■ **Required work**
Check each line of the data for "type" and select those that have it.

[Figure data in JSON]
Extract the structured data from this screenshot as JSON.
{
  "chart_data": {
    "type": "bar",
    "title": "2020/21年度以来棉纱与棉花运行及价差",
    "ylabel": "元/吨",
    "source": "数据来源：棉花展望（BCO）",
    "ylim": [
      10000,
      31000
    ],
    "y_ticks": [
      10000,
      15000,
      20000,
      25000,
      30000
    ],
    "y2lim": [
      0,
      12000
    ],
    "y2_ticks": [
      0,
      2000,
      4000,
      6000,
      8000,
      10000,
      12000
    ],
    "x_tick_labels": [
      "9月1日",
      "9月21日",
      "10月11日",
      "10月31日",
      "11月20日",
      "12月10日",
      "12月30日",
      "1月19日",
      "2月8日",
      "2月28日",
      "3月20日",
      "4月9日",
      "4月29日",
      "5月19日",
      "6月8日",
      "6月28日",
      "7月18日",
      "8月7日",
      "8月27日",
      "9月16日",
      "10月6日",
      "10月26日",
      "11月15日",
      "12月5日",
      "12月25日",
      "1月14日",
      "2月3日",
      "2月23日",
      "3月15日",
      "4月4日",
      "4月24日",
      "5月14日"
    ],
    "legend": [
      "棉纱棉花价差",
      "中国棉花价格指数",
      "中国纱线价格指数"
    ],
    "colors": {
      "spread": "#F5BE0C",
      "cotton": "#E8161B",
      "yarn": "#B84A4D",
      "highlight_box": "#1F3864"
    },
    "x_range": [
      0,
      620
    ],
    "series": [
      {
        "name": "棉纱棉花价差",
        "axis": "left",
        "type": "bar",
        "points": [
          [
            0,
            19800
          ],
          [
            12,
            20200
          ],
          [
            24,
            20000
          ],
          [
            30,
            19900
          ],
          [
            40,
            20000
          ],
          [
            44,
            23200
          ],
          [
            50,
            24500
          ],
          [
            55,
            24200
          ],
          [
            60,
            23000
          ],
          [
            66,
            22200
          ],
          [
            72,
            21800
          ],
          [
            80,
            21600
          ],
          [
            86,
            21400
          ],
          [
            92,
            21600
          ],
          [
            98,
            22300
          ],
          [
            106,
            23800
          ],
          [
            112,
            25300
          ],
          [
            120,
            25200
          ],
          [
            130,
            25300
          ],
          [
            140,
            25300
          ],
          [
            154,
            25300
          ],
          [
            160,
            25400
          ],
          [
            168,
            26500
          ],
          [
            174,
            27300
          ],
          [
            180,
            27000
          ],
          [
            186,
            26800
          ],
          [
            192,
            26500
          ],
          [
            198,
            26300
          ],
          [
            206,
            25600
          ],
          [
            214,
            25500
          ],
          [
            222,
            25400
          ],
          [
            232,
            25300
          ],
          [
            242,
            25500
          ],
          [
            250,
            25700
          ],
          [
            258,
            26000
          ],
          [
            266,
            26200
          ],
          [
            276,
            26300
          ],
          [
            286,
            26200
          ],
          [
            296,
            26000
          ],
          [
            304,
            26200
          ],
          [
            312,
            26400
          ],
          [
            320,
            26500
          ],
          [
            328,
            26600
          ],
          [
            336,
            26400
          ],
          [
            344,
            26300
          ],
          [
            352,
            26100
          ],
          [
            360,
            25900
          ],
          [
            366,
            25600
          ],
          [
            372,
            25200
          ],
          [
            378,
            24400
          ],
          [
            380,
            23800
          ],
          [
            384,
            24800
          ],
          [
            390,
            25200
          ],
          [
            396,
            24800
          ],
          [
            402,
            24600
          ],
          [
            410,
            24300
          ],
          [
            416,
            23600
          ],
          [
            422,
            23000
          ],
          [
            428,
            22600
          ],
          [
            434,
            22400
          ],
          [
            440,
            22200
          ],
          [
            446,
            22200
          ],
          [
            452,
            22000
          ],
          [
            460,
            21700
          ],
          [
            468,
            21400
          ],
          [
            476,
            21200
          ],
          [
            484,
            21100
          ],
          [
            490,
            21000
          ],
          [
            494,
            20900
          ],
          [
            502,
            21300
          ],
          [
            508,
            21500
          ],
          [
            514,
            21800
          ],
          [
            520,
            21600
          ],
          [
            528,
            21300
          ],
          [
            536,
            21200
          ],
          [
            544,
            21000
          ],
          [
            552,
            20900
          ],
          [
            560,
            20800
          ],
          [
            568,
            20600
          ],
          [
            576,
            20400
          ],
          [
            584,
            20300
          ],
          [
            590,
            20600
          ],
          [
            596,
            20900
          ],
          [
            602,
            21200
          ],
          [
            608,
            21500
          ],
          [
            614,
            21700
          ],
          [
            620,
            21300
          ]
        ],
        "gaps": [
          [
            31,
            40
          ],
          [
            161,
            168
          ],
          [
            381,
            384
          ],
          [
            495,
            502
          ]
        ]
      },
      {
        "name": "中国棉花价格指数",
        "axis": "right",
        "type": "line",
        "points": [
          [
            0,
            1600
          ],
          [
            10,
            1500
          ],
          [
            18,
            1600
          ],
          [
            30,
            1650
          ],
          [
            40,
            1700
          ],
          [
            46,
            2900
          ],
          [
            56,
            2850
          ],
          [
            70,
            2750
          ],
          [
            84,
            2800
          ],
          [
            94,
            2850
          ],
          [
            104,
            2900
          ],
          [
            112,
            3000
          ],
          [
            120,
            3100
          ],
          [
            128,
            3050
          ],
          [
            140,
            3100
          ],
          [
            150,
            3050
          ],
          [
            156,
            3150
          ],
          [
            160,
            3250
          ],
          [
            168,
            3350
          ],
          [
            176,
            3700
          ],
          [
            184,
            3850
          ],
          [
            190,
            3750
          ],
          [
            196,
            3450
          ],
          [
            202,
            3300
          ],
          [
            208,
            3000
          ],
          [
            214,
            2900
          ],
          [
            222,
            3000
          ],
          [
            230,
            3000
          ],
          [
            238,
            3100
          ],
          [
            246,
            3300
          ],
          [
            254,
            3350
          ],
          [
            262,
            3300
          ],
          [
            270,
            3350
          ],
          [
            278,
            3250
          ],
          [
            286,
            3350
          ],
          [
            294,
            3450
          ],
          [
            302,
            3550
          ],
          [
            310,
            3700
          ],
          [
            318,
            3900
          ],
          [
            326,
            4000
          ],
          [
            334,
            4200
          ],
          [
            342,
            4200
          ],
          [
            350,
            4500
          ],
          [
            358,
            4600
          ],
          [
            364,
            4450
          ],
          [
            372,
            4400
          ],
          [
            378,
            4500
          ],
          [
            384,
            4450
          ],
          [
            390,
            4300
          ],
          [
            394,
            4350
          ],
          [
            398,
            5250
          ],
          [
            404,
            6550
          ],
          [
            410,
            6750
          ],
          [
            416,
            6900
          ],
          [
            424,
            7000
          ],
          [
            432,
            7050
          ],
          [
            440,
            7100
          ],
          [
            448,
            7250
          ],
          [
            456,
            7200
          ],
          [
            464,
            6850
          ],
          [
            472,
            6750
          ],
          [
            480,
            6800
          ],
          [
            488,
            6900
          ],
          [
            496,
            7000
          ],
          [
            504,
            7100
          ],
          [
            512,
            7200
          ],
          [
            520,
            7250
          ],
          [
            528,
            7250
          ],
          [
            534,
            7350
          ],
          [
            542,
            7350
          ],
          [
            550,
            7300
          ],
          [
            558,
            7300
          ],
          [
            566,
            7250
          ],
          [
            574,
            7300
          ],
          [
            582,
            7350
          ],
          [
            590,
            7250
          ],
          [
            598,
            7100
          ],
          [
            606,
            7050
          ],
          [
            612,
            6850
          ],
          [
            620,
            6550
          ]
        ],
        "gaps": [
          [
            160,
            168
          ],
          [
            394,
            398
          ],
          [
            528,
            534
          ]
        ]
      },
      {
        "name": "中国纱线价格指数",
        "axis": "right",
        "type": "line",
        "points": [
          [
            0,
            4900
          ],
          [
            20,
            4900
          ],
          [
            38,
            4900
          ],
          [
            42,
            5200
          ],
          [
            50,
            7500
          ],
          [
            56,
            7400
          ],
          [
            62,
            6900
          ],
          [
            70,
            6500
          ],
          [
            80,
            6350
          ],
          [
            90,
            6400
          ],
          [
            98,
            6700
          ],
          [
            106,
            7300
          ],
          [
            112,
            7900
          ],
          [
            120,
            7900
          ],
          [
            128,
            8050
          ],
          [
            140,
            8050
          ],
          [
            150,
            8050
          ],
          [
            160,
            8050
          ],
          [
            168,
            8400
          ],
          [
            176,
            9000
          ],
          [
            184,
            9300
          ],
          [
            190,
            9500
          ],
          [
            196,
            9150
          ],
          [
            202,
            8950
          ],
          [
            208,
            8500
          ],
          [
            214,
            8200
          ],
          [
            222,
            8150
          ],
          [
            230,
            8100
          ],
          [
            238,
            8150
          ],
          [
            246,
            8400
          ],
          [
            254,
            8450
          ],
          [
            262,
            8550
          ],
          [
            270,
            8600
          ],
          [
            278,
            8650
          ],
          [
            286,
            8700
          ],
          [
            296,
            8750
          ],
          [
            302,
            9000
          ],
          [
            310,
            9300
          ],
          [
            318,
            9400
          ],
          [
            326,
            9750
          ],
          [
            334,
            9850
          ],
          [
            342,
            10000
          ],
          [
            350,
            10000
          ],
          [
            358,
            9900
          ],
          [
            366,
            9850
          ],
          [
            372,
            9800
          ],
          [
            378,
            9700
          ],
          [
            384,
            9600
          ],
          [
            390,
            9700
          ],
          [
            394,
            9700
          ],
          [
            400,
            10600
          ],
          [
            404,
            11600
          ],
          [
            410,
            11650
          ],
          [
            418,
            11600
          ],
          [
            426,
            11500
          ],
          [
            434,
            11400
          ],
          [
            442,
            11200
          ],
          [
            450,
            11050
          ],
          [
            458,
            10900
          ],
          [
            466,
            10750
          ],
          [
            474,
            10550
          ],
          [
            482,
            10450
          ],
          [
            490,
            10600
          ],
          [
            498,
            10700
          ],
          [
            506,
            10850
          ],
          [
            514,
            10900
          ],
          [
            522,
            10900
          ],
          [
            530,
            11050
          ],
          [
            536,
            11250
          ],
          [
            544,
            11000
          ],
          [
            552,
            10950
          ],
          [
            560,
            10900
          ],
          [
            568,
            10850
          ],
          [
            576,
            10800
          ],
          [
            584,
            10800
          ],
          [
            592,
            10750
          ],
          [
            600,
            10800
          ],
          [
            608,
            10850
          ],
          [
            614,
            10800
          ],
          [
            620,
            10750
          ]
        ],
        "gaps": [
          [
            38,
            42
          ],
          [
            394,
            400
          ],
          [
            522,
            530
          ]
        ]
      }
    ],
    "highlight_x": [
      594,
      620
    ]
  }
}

■ **Answer to this problem**
    "type": "bar",
        "type": "bar",
        "type": "line",
        "type": "line",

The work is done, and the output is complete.